Listed entries:
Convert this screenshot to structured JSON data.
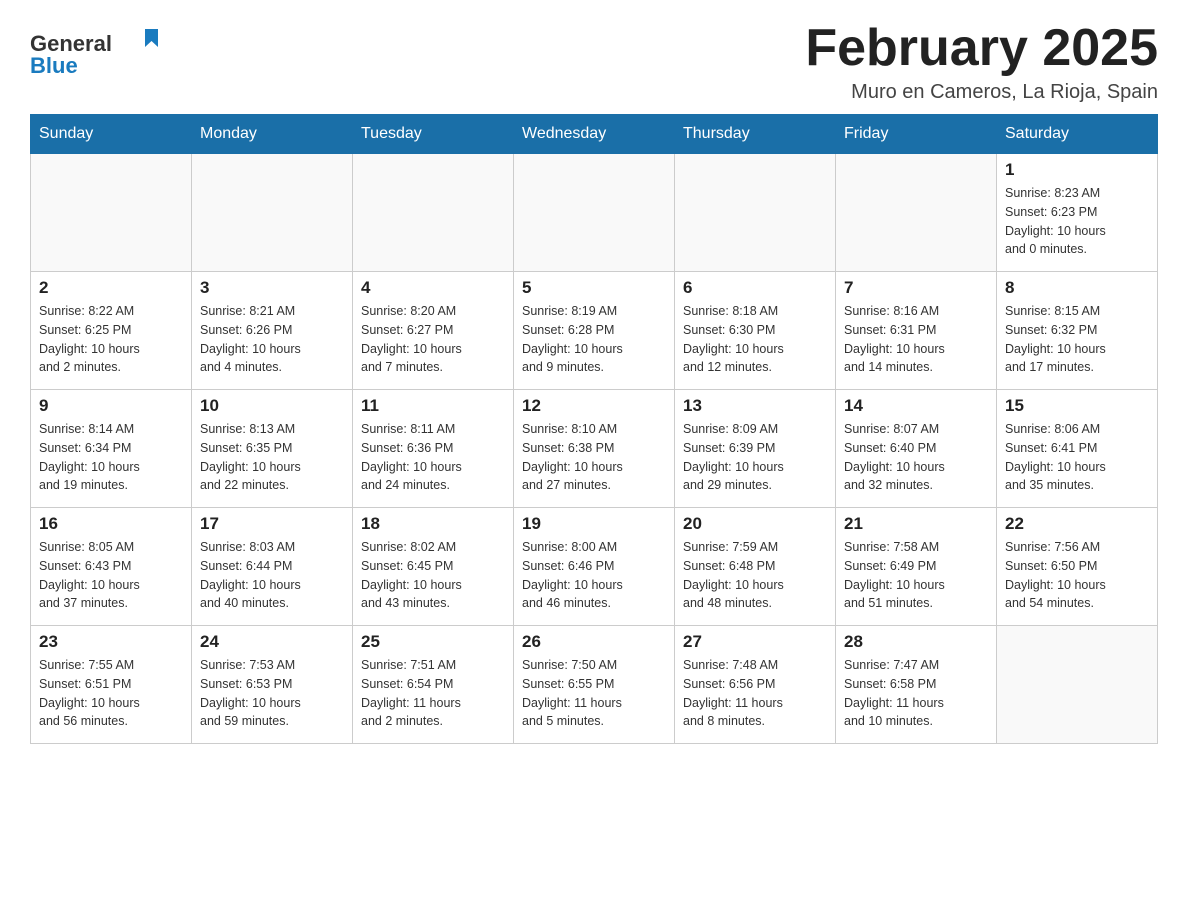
{
  "header": {
    "logo_general": "General",
    "logo_blue": "Blue",
    "title": "February 2025",
    "subtitle": "Muro en Cameros, La Rioja, Spain"
  },
  "weekdays": [
    "Sunday",
    "Monday",
    "Tuesday",
    "Wednesday",
    "Thursday",
    "Friday",
    "Saturday"
  ],
  "weeks": [
    [
      {
        "day": "",
        "info": ""
      },
      {
        "day": "",
        "info": ""
      },
      {
        "day": "",
        "info": ""
      },
      {
        "day": "",
        "info": ""
      },
      {
        "day": "",
        "info": ""
      },
      {
        "day": "",
        "info": ""
      },
      {
        "day": "1",
        "info": "Sunrise: 8:23 AM\nSunset: 6:23 PM\nDaylight: 10 hours\nand 0 minutes."
      }
    ],
    [
      {
        "day": "2",
        "info": "Sunrise: 8:22 AM\nSunset: 6:25 PM\nDaylight: 10 hours\nand 2 minutes."
      },
      {
        "day": "3",
        "info": "Sunrise: 8:21 AM\nSunset: 6:26 PM\nDaylight: 10 hours\nand 4 minutes."
      },
      {
        "day": "4",
        "info": "Sunrise: 8:20 AM\nSunset: 6:27 PM\nDaylight: 10 hours\nand 7 minutes."
      },
      {
        "day": "5",
        "info": "Sunrise: 8:19 AM\nSunset: 6:28 PM\nDaylight: 10 hours\nand 9 minutes."
      },
      {
        "day": "6",
        "info": "Sunrise: 8:18 AM\nSunset: 6:30 PM\nDaylight: 10 hours\nand 12 minutes."
      },
      {
        "day": "7",
        "info": "Sunrise: 8:16 AM\nSunset: 6:31 PM\nDaylight: 10 hours\nand 14 minutes."
      },
      {
        "day": "8",
        "info": "Sunrise: 8:15 AM\nSunset: 6:32 PM\nDaylight: 10 hours\nand 17 minutes."
      }
    ],
    [
      {
        "day": "9",
        "info": "Sunrise: 8:14 AM\nSunset: 6:34 PM\nDaylight: 10 hours\nand 19 minutes."
      },
      {
        "day": "10",
        "info": "Sunrise: 8:13 AM\nSunset: 6:35 PM\nDaylight: 10 hours\nand 22 minutes."
      },
      {
        "day": "11",
        "info": "Sunrise: 8:11 AM\nSunset: 6:36 PM\nDaylight: 10 hours\nand 24 minutes."
      },
      {
        "day": "12",
        "info": "Sunrise: 8:10 AM\nSunset: 6:38 PM\nDaylight: 10 hours\nand 27 minutes."
      },
      {
        "day": "13",
        "info": "Sunrise: 8:09 AM\nSunset: 6:39 PM\nDaylight: 10 hours\nand 29 minutes."
      },
      {
        "day": "14",
        "info": "Sunrise: 8:07 AM\nSunset: 6:40 PM\nDaylight: 10 hours\nand 32 minutes."
      },
      {
        "day": "15",
        "info": "Sunrise: 8:06 AM\nSunset: 6:41 PM\nDaylight: 10 hours\nand 35 minutes."
      }
    ],
    [
      {
        "day": "16",
        "info": "Sunrise: 8:05 AM\nSunset: 6:43 PM\nDaylight: 10 hours\nand 37 minutes."
      },
      {
        "day": "17",
        "info": "Sunrise: 8:03 AM\nSunset: 6:44 PM\nDaylight: 10 hours\nand 40 minutes."
      },
      {
        "day": "18",
        "info": "Sunrise: 8:02 AM\nSunset: 6:45 PM\nDaylight: 10 hours\nand 43 minutes."
      },
      {
        "day": "19",
        "info": "Sunrise: 8:00 AM\nSunset: 6:46 PM\nDaylight: 10 hours\nand 46 minutes."
      },
      {
        "day": "20",
        "info": "Sunrise: 7:59 AM\nSunset: 6:48 PM\nDaylight: 10 hours\nand 48 minutes."
      },
      {
        "day": "21",
        "info": "Sunrise: 7:58 AM\nSunset: 6:49 PM\nDaylight: 10 hours\nand 51 minutes."
      },
      {
        "day": "22",
        "info": "Sunrise: 7:56 AM\nSunset: 6:50 PM\nDaylight: 10 hours\nand 54 minutes."
      }
    ],
    [
      {
        "day": "23",
        "info": "Sunrise: 7:55 AM\nSunset: 6:51 PM\nDaylight: 10 hours\nand 56 minutes."
      },
      {
        "day": "24",
        "info": "Sunrise: 7:53 AM\nSunset: 6:53 PM\nDaylight: 10 hours\nand 59 minutes."
      },
      {
        "day": "25",
        "info": "Sunrise: 7:51 AM\nSunset: 6:54 PM\nDaylight: 11 hours\nand 2 minutes."
      },
      {
        "day": "26",
        "info": "Sunrise: 7:50 AM\nSunset: 6:55 PM\nDaylight: 11 hours\nand 5 minutes."
      },
      {
        "day": "27",
        "info": "Sunrise: 7:48 AM\nSunset: 6:56 PM\nDaylight: 11 hours\nand 8 minutes."
      },
      {
        "day": "28",
        "info": "Sunrise: 7:47 AM\nSunset: 6:58 PM\nDaylight: 11 hours\nand 10 minutes."
      },
      {
        "day": "",
        "info": ""
      }
    ]
  ]
}
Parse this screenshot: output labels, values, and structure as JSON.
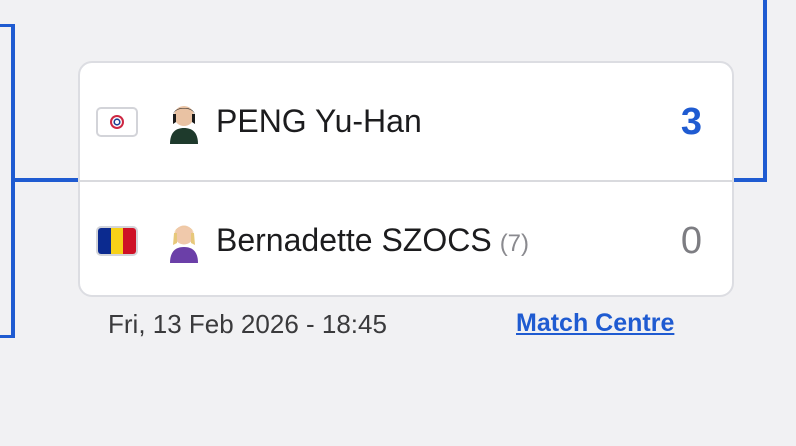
{
  "match": {
    "player1": {
      "name": "PENG Yu-Han",
      "seed": "",
      "score": "3",
      "flag_icon": "chinese-taipei-olympic-flag-icon"
    },
    "player2": {
      "name": "Bernadette SZOCS",
      "seed": "(7)",
      "score": "0",
      "flag_icon": "romania-flag-icon"
    },
    "datetime": "Fri, 13 Feb 2026 - 18:45",
    "match_centre_label": "Match Centre"
  },
  "colors": {
    "accent": "#1f5bd1",
    "card_background": "#ffffff",
    "page_background": "#f1f1f3",
    "romania_flag": [
      "#0b2a8f",
      "#f7d118",
      "#ce1126"
    ]
  }
}
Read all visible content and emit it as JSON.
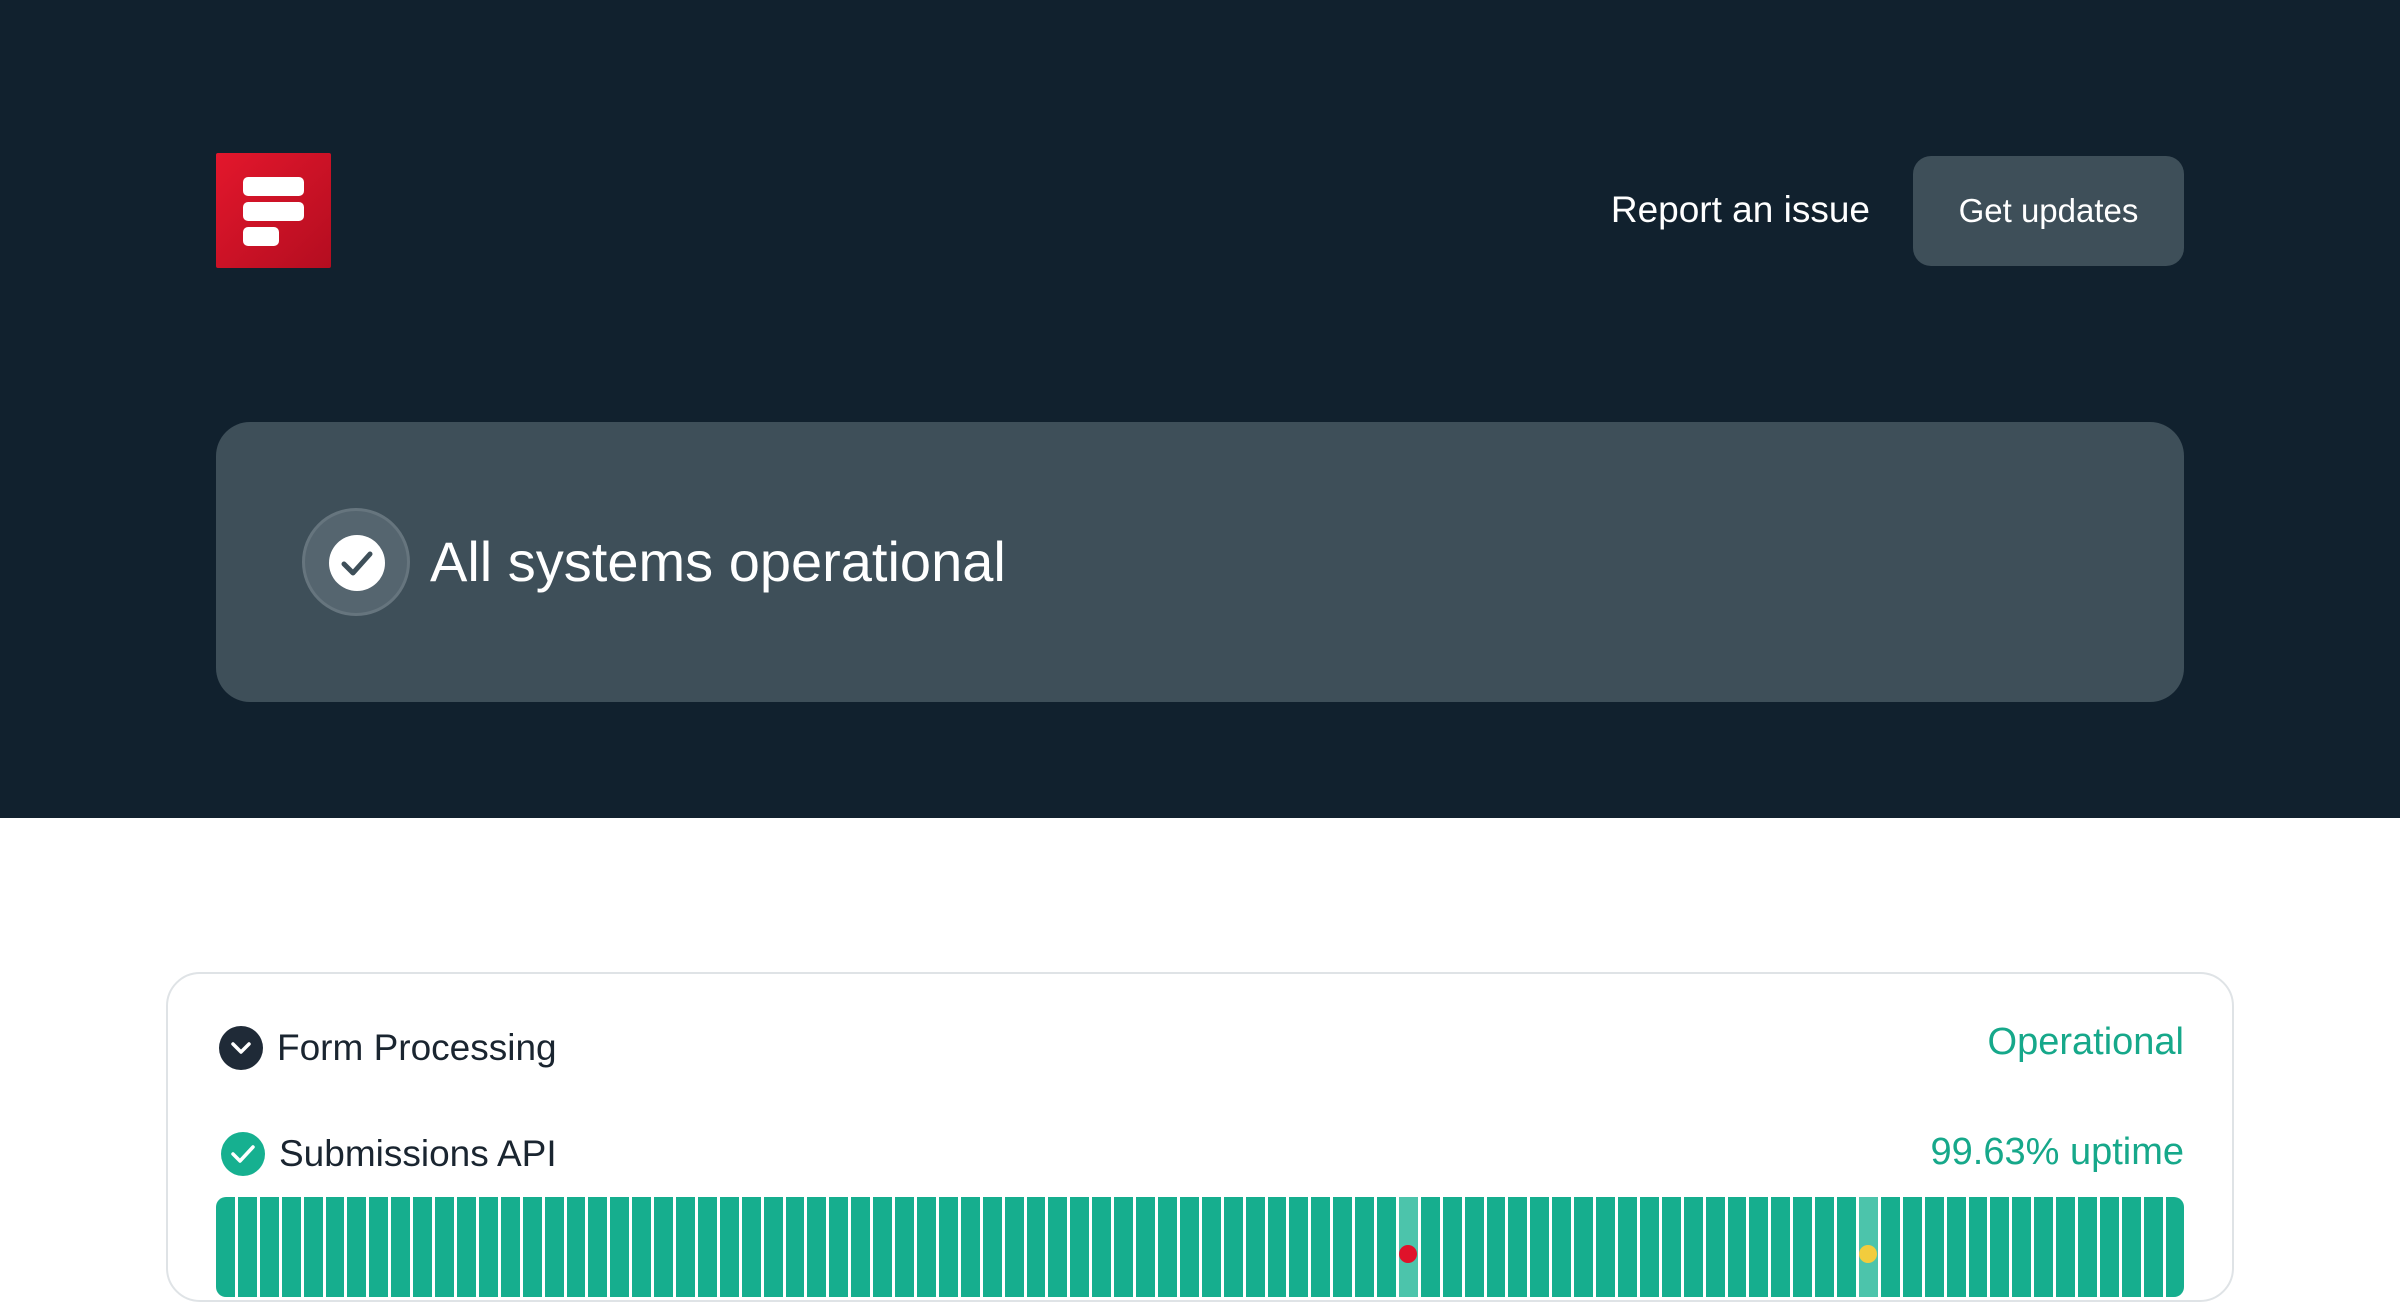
{
  "header": {
    "logo_icon": "form-logo-icon",
    "report_label": "Report an issue",
    "updates_label": "Get updates"
  },
  "status_banner": {
    "icon": "check-circle-icon",
    "title": "All systems operational"
  },
  "components": {
    "group": {
      "name": "Form Processing",
      "status": "Operational",
      "icon": "chevron-down-icon"
    },
    "items": [
      {
        "name": "Submissions API",
        "uptime": "99.63% uptime",
        "icon": "check-circle-icon",
        "history_days": 90,
        "incident_days": [
          {
            "index": 54,
            "level": "major"
          },
          {
            "index": 75,
            "level": "minor"
          }
        ]
      }
    ]
  },
  "colors": {
    "hero_background": "#11212e",
    "card_background": "#3e4f59",
    "operational": "#16ae8e",
    "major_outage": "#e0122a",
    "degraded": "#f2cc3d",
    "brand_red": "#d9132a"
  }
}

Directions: In the records above, find each line holding "JSON" and copy it.

Full answer:
Convert this screenshot to structured JSON data.
Parse this screenshot: output labels, values, and structure as JSON.
Read all visible content and emit it as JSON.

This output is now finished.